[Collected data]
****
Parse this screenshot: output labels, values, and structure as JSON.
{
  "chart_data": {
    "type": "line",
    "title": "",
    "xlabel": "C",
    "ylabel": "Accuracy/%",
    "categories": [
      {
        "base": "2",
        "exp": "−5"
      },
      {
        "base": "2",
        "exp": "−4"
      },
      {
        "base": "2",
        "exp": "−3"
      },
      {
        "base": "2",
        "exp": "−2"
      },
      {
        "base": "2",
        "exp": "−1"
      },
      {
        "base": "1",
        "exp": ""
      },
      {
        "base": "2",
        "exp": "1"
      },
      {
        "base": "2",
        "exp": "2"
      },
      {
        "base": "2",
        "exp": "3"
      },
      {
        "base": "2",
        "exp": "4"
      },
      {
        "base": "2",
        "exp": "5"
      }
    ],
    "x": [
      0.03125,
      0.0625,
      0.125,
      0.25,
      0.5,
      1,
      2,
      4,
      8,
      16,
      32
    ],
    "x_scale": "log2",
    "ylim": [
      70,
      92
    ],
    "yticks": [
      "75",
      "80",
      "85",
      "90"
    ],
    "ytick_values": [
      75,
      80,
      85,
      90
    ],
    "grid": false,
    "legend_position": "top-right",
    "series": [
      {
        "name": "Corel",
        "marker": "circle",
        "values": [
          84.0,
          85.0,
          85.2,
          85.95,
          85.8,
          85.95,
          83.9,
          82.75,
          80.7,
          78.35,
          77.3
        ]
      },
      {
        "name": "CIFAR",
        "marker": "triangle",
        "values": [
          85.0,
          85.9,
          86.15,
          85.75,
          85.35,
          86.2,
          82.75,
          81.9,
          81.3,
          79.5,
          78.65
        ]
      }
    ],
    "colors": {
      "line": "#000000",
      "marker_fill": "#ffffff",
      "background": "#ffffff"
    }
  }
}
****
Task goal
Exactly as shown above, return every record.

Task output
Parse this screenshot: output labels, values, and structure as JSON.
{
  "chart_data": {
    "type": "line",
    "title": "",
    "xlabel": "C",
    "ylabel": "Accuracy/%",
    "categories": [
      {
        "base": "2",
        "exp": "−5"
      },
      {
        "base": "2",
        "exp": "−4"
      },
      {
        "base": "2",
        "exp": "−3"
      },
      {
        "base": "2",
        "exp": "−2"
      },
      {
        "base": "2",
        "exp": "−1"
      },
      {
        "base": "1",
        "exp": ""
      },
      {
        "base": "2",
        "exp": "1"
      },
      {
        "base": "2",
        "exp": "2"
      },
      {
        "base": "2",
        "exp": "3"
      },
      {
        "base": "2",
        "exp": "4"
      },
      {
        "base": "2",
        "exp": "5"
      }
    ],
    "x": [
      0.03125,
      0.0625,
      0.125,
      0.25,
      0.5,
      1,
      2,
      4,
      8,
      16,
      32
    ],
    "x_scale": "log2",
    "ylim": [
      70,
      92
    ],
    "yticks": [
      "75",
      "80",
      "85",
      "90"
    ],
    "ytick_values": [
      75,
      80,
      85,
      90
    ],
    "grid": false,
    "legend_position": "top-right",
    "series": [
      {
        "name": "Corel",
        "marker": "circle",
        "values": [
          84.0,
          85.0,
          85.2,
          85.95,
          85.8,
          85.95,
          83.9,
          82.75,
          80.7,
          78.35,
          77.3
        ]
      },
      {
        "name": "CIFAR",
        "marker": "triangle",
        "values": [
          85.0,
          85.9,
          86.15,
          85.75,
          85.35,
          86.2,
          82.75,
          81.9,
          81.3,
          79.5,
          78.65
        ]
      }
    ],
    "colors": {
      "line": "#000000",
      "marker_fill": "#ffffff",
      "background": "#ffffff"
    }
  }
}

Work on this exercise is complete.